- _GOAL OF THE EXERCISE_
Rewrite the records from the start through the line containing "- badge-director[interactable]: Director: [554, 537, 644, 598]", swapping "search-icon" for "magnifier-icon" and leaving everything else unchanged.

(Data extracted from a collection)
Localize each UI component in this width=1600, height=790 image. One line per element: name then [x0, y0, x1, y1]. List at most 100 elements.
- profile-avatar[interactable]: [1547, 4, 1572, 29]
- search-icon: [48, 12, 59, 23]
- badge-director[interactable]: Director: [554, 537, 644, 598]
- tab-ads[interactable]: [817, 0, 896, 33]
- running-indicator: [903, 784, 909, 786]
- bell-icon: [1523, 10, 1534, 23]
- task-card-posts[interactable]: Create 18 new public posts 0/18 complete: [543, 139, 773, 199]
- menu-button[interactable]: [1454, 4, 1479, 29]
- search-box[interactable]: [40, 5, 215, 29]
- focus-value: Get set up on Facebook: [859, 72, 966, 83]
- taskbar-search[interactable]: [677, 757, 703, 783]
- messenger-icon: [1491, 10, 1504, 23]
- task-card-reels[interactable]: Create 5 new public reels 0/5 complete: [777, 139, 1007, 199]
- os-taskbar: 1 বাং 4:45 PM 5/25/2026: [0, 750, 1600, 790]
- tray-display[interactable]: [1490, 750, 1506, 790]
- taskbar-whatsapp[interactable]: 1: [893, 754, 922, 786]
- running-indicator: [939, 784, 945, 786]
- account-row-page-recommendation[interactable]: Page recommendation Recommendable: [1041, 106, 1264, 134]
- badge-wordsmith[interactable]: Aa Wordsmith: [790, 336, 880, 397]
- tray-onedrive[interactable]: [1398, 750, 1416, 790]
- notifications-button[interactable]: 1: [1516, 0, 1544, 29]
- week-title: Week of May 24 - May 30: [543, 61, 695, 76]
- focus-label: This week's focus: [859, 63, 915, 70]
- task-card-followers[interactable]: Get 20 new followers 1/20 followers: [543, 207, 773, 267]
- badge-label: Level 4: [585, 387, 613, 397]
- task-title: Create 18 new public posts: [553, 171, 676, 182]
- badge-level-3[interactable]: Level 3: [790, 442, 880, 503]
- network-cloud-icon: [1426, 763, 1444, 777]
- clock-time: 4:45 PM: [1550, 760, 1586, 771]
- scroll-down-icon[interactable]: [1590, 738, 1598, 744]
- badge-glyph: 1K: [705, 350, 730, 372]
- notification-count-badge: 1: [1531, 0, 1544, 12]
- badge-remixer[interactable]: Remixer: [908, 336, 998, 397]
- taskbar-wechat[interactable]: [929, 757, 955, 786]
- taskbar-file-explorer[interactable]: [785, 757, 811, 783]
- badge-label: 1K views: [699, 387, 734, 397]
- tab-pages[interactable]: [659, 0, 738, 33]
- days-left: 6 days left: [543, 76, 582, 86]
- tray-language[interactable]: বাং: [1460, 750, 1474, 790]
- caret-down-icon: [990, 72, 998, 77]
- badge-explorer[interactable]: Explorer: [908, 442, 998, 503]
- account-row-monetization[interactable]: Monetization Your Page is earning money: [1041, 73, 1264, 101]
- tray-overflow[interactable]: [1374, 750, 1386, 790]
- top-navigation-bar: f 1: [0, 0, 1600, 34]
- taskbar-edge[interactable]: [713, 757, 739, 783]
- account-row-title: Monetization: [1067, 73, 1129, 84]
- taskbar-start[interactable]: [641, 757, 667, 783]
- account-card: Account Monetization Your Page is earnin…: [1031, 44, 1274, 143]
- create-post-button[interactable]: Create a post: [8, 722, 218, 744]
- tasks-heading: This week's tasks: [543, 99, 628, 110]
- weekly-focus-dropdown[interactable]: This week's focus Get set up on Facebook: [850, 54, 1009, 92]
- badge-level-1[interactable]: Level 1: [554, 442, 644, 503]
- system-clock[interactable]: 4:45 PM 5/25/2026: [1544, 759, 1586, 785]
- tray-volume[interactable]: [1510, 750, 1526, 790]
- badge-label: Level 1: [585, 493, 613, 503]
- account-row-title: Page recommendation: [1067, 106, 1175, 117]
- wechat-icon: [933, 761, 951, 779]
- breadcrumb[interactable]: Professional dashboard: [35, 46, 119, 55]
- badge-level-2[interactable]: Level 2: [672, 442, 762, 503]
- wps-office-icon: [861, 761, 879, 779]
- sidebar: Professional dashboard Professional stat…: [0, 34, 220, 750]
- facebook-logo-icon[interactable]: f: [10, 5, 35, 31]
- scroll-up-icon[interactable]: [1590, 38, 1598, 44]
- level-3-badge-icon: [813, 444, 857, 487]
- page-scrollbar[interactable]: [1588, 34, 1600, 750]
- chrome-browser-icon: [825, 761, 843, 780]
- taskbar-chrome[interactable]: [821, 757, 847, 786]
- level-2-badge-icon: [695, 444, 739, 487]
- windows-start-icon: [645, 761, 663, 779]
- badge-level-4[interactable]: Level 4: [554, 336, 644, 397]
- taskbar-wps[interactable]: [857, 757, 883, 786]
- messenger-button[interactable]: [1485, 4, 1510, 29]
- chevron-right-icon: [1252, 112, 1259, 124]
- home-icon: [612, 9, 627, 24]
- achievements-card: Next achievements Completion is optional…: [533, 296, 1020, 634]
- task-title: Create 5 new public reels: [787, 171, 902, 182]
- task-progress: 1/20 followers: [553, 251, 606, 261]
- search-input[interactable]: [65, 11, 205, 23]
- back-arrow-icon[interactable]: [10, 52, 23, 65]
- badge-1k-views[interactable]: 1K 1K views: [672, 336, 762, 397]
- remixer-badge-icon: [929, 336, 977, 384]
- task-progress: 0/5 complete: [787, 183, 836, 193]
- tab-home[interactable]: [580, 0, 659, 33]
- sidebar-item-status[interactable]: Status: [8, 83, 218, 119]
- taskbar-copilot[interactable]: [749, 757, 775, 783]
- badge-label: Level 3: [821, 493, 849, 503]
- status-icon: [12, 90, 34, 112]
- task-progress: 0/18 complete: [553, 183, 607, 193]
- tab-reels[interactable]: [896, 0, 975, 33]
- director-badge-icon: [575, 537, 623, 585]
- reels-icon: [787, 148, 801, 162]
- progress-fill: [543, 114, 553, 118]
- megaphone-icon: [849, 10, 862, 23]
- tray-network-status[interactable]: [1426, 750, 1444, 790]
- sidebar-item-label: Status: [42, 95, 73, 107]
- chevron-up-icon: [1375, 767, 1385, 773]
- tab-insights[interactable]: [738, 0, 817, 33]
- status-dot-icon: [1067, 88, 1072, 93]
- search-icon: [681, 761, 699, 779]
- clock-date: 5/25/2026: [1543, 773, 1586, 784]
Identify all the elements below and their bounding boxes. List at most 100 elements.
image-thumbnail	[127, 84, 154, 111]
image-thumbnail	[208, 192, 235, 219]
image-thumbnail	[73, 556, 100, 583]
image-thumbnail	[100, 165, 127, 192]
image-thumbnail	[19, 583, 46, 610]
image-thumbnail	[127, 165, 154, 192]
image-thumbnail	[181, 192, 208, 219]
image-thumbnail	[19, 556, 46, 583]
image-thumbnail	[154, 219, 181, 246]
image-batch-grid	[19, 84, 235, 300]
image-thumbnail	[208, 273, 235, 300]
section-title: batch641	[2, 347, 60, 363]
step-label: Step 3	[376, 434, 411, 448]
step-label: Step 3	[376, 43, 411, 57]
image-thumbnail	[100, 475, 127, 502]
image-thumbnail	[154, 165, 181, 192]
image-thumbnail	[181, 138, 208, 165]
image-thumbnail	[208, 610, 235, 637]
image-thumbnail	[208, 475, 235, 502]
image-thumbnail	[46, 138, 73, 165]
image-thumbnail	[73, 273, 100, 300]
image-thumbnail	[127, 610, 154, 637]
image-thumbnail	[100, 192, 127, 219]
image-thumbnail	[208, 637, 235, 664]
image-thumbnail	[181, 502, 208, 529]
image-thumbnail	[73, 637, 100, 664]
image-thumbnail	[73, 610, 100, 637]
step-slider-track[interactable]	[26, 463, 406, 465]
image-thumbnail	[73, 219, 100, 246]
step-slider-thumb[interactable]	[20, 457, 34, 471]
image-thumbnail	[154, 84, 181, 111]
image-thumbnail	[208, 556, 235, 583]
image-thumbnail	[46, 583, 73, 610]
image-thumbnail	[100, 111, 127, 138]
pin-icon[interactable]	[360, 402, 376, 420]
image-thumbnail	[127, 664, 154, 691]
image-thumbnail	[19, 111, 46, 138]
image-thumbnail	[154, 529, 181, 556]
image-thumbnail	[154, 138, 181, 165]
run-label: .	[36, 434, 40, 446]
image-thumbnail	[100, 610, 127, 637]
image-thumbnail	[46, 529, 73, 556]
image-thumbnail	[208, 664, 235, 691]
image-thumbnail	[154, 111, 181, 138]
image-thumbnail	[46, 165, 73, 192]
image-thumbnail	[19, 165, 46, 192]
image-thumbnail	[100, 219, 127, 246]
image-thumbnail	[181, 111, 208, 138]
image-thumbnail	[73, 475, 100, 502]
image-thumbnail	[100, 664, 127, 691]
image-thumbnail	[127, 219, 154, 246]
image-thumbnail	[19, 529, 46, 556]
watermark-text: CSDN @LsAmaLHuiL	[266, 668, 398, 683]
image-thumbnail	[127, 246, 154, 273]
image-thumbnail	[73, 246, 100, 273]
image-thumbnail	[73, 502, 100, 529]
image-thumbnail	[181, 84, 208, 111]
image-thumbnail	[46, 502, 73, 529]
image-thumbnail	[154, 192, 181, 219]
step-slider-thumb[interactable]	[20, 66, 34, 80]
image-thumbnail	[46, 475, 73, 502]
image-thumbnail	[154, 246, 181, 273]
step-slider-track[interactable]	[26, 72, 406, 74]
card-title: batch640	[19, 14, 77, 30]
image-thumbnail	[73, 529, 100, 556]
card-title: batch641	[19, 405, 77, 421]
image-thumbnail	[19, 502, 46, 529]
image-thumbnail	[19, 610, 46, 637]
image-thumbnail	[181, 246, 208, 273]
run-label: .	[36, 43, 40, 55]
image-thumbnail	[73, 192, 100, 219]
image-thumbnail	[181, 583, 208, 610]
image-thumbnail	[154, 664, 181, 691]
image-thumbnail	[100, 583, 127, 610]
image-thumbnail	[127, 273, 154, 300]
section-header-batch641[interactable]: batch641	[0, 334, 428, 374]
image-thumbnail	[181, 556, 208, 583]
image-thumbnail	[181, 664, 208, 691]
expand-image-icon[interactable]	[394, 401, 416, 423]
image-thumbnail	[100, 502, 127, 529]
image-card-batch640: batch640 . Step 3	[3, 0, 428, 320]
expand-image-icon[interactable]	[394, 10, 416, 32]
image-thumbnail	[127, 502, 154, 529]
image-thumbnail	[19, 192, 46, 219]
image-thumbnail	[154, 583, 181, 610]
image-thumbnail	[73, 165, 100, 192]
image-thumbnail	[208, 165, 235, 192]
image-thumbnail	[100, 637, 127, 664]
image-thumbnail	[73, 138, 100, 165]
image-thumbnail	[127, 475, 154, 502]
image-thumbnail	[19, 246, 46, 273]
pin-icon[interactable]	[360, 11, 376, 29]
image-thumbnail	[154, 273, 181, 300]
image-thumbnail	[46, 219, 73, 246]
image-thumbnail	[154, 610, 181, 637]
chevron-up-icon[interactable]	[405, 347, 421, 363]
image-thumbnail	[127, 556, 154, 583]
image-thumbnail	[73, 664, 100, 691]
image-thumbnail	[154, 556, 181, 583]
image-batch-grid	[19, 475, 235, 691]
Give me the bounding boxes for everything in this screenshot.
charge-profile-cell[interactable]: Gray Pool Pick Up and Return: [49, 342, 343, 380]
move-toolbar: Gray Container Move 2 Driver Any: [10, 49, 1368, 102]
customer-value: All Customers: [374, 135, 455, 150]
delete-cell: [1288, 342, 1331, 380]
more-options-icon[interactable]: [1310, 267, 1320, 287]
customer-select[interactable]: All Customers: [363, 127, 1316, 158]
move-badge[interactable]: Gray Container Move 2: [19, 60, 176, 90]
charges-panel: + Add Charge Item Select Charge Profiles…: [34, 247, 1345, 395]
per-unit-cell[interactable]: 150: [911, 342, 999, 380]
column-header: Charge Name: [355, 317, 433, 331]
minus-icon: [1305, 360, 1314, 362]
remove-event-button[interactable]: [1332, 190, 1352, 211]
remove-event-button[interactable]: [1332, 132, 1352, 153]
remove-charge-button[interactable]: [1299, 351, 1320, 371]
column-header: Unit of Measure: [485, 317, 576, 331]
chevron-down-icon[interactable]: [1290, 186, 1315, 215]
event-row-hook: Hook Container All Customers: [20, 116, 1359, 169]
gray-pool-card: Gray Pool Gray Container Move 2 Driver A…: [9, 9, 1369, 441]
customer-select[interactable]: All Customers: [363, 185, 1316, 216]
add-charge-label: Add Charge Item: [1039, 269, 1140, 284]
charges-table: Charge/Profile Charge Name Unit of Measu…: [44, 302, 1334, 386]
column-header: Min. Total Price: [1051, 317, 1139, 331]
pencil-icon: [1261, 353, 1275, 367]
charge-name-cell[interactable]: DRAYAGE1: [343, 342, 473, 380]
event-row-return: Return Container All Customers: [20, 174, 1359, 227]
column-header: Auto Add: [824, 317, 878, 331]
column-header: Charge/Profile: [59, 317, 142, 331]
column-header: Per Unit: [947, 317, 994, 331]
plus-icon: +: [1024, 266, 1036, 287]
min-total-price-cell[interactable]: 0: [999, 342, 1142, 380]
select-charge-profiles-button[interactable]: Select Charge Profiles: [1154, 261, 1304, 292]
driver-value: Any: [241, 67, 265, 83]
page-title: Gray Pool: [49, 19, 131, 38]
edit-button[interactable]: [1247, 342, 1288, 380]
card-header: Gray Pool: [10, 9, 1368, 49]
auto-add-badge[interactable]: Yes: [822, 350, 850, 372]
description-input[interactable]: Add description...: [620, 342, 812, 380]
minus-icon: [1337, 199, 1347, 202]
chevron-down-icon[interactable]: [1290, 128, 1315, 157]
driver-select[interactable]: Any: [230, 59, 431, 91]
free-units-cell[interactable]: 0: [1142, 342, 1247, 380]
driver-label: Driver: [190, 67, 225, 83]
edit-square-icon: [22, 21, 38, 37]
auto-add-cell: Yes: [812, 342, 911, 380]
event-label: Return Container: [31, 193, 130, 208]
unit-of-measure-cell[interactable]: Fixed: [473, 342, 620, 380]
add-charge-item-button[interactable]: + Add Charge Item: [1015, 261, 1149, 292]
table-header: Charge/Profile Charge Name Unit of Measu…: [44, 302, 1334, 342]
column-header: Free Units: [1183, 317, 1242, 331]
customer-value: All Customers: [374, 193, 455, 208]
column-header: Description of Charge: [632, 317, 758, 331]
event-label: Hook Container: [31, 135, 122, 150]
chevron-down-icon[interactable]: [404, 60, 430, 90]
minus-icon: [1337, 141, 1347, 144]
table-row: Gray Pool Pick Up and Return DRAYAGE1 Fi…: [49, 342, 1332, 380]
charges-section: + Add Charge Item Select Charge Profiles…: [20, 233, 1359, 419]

- _COMPLETE RESPONSE_
Localize each UI component in this width=1600, height=790 image. One line per element: name then [x0, y0, x1, y1]. List at most 100 elements.
- profile-avatar[interactable]: [1547, 4, 1572, 29]
- magnifier-icon: [48, 12, 59, 23]
- badge-director[interactable]: Director: [554, 537, 644, 598]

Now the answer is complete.